◆ WHAT YOU WILL DO
Exactly reproduce each entry, leaving out nothing.
** begin RAW RECORDS **
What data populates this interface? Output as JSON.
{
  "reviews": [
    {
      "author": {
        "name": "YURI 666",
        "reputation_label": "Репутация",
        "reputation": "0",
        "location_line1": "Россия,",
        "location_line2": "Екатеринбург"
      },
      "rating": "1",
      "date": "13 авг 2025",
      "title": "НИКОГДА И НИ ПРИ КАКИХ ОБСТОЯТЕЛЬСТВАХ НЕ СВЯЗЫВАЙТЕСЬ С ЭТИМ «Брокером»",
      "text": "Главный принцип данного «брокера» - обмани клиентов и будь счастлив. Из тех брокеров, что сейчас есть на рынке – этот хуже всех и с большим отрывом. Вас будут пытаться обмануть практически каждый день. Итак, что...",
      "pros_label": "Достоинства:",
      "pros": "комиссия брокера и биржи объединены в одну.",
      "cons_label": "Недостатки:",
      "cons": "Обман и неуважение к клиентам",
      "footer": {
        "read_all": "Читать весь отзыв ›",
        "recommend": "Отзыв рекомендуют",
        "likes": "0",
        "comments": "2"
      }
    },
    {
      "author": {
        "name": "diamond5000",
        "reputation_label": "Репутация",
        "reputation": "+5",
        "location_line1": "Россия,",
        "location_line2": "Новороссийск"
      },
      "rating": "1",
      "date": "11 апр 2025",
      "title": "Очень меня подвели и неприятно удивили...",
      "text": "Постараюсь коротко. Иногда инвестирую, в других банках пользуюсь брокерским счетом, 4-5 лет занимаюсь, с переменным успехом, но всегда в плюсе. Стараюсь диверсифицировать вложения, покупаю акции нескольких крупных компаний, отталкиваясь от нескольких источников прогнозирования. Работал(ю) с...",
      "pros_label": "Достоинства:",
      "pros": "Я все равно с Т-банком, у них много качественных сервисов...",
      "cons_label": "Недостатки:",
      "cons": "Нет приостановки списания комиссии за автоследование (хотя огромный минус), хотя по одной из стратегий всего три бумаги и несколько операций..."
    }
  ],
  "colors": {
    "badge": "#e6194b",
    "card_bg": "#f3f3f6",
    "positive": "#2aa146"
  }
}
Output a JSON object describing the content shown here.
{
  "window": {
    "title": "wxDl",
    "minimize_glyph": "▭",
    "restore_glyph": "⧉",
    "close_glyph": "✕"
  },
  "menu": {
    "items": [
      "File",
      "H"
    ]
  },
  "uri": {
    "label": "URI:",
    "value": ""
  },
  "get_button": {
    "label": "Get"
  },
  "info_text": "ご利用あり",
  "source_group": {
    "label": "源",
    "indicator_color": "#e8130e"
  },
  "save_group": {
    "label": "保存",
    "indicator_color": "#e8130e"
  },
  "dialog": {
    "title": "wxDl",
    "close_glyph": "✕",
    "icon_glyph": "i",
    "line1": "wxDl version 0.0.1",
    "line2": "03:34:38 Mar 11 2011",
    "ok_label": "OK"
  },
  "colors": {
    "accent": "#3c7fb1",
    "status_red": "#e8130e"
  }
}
** end RAW RECORDS **
◆ WRITTEN REPLY
What data populates this interface? Output as JSON.
{
  "reviews": [
    {
      "author": {
        "name": "YURI 666",
        "reputation_label": "Репутация",
        "reputation": "0",
        "location_line1": "Россия,",
        "location_line2": "Екатеринбург"
      },
      "rating": "1",
      "date": "13 авг 2025",
      "title": "НИКОГДА И НИ ПРИ КАКИХ ОБСТОЯТЕЛЬСТВАХ НЕ СВЯЗЫВАЙТЕСЬ С ЭТИМ «Брокером»",
      "text": "Главный принцип данного «брокера» - обмани клиентов и будь счастлив. Из тех брокеров, что сейчас есть на рынке – этот хуже всех и с большим отрывом. Вас будут пытаться обмануть практически каждый день. Итак, что...",
      "pros_label": "Достоинства:",
      "pros": "комиссия брокера и биржи объединены в одну.",
      "cons_label": "Недостатки:",
      "cons": "Обман и неуважение к клиентам",
      "footer": {
        "read_all": "Читать весь отзыв ›",
        "recommend": "Отзыв рекомендуют",
        "likes": "0",
        "comments": "2"
      }
    },
    {
      "author": {
        "name": "diamond5000",
        "reputation_label": "Репутация",
        "reputation": "+5",
        "location_line1": "Россия,",
        "location_line2": "Новороссийск"
      },
      "rating": "1",
      "date": "11 апр 2025",
      "title": "Очень меня подвели и неприятно удивили...",
      "text": "Постараюсь коротко. Иногда инвестирую, в других банках пользуюсь брокерским счетом, 4-5 лет занимаюсь, с переменным успехом, но всегда в плюсе. Стараюсь диверсифицировать вложения, покупаю акции нескольких крупных компаний, отталкиваясь от нескольких источников прогнозирования. Работал(ю) с...",
      "pros_label": "Достоинства:",
      "pros": "Я все равно с Т-банком, у них много качественных сервисов...",
      "cons_label": "Недостатки:",
      "cons": "Нет приостановки списания комиссии за автоследование (хотя огромный минус), хотя по одной из стратегий всего три бумаги и несколько операций..."
    }
  ],
  "colors": {
    "badge": "#e6194b",
    "card_bg": "#f3f3f6",
    "positive": "#2aa146"
  }
}
Output a JSON object describing the content shown here.
{
  "window": {
    "title": "wxDl",
    "minimize_glyph": "▭",
    "restore_glyph": "⧉",
    "close_glyph": "✕"
  },
  "menu": {
    "items": [
      "File",
      "H"
    ]
  },
  "uri": {
    "label": "URI:",
    "value": ""
  },
  "get_button": {
    "label": "Get"
  },
  "info_text": "ご利用あり",
  "source_group": {
    "label": "源",
    "indicator_color": "#e8130e"
  },
  "save_group": {
    "label": "保存",
    "indicator_color": "#e8130e"
  },
  "dialog": {
    "title": "wxDl",
    "close_glyph": "✕",
    "icon_glyph": "i",
    "line1": "wxDl version 0.0.1",
    "line2": "03:34:38 Mar 11 2011",
    "ok_label": "OK"
  },
  "colors": {
    "accent": "#3c7fb1",
    "status_red": "#e8130e"
  }
}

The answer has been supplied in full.